* ESTRATTO DOCUMENTO
Staffetta con il “Tondo di Botticelli” e “La Madonna dei fusi” tra Piacenza e Tokyo. Ormai quella con la capitale nipponica è una vera e propria collaborazione stabile, tanto che, in attesa della restituzione del capolavoro in trasferta, a palazzo Farnese verrà esposto il dipinto della scuola leonardesca.
La presentazione, martedì 24 marzo, presso la sala del Consiglio comunale in Municipio. Qui era stato illustrato lo spazio espositivo dedicato al dipinto “La Madonna dei Fusi”, che oggi (27 marzo) è stato inaugurato a palazzo Farnese e visitabile già dai prossimi giorni. Ad illustrare i dettagli dell’iniziativa, la direttrice dei Musei Civici Antonella Gigli e Marco Horak, in rappresentanza della Fondazione omonima proprietaria della tela, attualmente conservata a palazzo Costa e considerata uno dei più enigmatici e misteriosi modelli pittorici di Leonardo da Vinci.
“Ha un significato simbolico, perché è una rara iconografia di Leonardo e dei suoi seguaci. Inoltre per Piacenza nel 2016 ci sarà l’ occasione, nell’ambito dei 150 di rapporti Italia-Giappone, per portarlo al Metropolitan di Tokyo – ha spiegato Antonella Gigli -. Questo, si spera, ci potrà portare sempre più visitatori in città in futuro. Anche il sito ‘Piacere Piacenza’, infatti, verrà tradotto a breve in giapponese”.
Insomma, in attesa del ritorno del Tondo, presentato durante la mostra “Denaro e Bellezza: Botticelli e il Rinascimento fiorentino”, che dal 21 marzo vede tra i capolavori esposti al Bunkamura Museum della capitale nipponica anche il capolavoro custodito in città. presso i Musei Civici di Palazzo Farnese non si rimane con le mani in mano.

* ESERCIZI
1 > Stabilisci se ciascuna affermazione concorda con l'articolo sulla Madonna dei fusi, rispondendo sì o no e citando alla lettera le parole del testo che lo decidono: (a) la presentazione si è tenuta nella sala del Consiglio comunale; (b) la tela è di proprietà dei Musei Civici; (c) il sito ‘Piacere Piacenza’ sarà tradotto in giapponese.
2 > Restituisci senza modifiche il passo dell'articolo sulla Madonna dei fusi compreso tra "La presentazione, martedì" e "Leonardo da Vinci.", estremi inclusi.
3 > Secondo l'articolo sulla Madonna dei fusi, chi dirige i Musei Civici?
Le righe che seguono sono materiale a sé, distinto dall'estratto.

* INFORMAZIONI FORNITE
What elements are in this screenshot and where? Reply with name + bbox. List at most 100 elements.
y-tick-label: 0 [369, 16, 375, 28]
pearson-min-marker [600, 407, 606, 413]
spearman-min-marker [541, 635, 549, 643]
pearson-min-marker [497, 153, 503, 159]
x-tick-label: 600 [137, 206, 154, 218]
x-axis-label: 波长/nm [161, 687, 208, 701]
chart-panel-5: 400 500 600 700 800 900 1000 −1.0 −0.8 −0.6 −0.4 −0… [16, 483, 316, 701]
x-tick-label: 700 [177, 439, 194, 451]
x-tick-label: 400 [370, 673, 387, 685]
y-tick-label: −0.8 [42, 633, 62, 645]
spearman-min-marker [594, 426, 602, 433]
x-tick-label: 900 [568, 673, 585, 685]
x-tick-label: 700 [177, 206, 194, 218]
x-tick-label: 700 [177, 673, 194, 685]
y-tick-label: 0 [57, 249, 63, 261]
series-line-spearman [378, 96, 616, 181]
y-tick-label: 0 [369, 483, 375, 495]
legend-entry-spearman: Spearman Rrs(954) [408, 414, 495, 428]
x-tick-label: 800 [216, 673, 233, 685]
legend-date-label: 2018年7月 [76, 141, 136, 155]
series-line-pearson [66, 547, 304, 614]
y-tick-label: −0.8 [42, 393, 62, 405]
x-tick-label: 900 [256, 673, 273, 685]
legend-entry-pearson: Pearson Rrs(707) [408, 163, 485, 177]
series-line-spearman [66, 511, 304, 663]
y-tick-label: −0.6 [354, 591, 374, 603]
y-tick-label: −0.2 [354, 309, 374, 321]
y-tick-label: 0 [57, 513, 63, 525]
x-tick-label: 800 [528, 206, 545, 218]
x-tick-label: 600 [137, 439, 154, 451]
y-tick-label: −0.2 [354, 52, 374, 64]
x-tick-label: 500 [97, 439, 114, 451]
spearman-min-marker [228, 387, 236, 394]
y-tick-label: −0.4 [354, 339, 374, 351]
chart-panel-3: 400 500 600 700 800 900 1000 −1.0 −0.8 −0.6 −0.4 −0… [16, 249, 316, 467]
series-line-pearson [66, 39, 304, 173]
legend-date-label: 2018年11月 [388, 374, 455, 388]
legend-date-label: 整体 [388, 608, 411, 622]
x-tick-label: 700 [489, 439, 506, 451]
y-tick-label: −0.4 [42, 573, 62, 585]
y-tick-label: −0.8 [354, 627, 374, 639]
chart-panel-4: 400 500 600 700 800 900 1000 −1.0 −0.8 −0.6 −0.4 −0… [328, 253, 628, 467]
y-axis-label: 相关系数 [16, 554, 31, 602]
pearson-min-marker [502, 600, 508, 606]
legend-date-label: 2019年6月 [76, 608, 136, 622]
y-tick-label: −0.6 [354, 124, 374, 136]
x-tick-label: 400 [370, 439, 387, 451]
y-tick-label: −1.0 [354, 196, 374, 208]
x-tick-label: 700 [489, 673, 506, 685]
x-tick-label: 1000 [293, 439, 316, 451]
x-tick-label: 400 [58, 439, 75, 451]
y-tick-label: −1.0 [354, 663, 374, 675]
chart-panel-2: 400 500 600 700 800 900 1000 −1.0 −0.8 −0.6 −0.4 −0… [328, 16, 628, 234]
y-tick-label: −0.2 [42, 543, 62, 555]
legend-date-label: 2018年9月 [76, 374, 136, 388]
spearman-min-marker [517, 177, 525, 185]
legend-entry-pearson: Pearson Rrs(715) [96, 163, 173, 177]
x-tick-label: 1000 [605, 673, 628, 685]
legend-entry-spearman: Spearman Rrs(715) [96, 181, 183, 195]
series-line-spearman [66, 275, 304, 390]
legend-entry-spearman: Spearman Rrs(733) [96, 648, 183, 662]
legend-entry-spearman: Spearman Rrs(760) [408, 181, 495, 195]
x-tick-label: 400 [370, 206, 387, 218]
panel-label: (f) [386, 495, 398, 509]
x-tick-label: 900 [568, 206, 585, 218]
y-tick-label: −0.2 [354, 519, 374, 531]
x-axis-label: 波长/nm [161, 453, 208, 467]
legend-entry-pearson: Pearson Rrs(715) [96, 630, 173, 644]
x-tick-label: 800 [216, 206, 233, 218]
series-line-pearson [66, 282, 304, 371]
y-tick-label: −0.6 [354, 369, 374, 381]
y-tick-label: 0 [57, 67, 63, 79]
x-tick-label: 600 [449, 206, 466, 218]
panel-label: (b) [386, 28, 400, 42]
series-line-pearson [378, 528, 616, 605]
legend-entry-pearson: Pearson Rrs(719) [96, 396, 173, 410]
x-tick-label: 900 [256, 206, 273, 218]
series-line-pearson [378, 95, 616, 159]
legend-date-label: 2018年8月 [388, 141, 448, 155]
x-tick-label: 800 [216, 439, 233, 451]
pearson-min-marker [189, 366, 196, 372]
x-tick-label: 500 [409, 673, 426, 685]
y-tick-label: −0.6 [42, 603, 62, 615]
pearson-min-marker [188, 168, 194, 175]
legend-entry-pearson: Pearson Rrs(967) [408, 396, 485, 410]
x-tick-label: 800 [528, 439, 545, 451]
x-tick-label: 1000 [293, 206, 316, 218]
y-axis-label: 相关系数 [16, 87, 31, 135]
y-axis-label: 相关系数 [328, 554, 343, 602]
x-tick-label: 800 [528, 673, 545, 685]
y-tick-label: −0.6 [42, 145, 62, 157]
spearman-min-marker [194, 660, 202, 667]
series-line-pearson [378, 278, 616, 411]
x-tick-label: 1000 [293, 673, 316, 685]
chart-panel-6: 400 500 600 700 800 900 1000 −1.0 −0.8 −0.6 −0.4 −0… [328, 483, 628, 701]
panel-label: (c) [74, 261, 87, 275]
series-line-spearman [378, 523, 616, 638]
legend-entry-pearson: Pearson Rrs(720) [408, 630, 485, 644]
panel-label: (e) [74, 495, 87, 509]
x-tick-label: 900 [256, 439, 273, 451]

* ELENCO SOLUZIONI
1 >
(a) Sì: «presso la sala del Consiglio comunale in Municipio»
(b) No: «in rappresentanza della Fondazione omonima proprietaria della tela»
(c) Sì: «Anche il sito ‘Piacere Piacenza’, infatti, verrà tradotto a breve in giapponese»

2 >
La presentazione, martedì 24 marzo, presso la sala del Consiglio comunale in Municipio. Qui era stato illustrato lo spazio espositivo dedicato al dipinto “La Madonna dei Fusi”, che oggi (27 marzo) è stato inaugurato a palazzo Farnese e visitabile già dai prossimi giorni. Ad illustrare i dettagli dell’iniziativa, la direttrice dei Musei Civici Antonella Gigli e Marco Horak, in rappresentanza della Fondazione omonima proprietaria della tela, attualmente conservata a palazzo Costa e considerata uno dei più enigmatici e misteriosi modelli pittorici di Leonardo da Vinci.

3 > Antonella Gigli.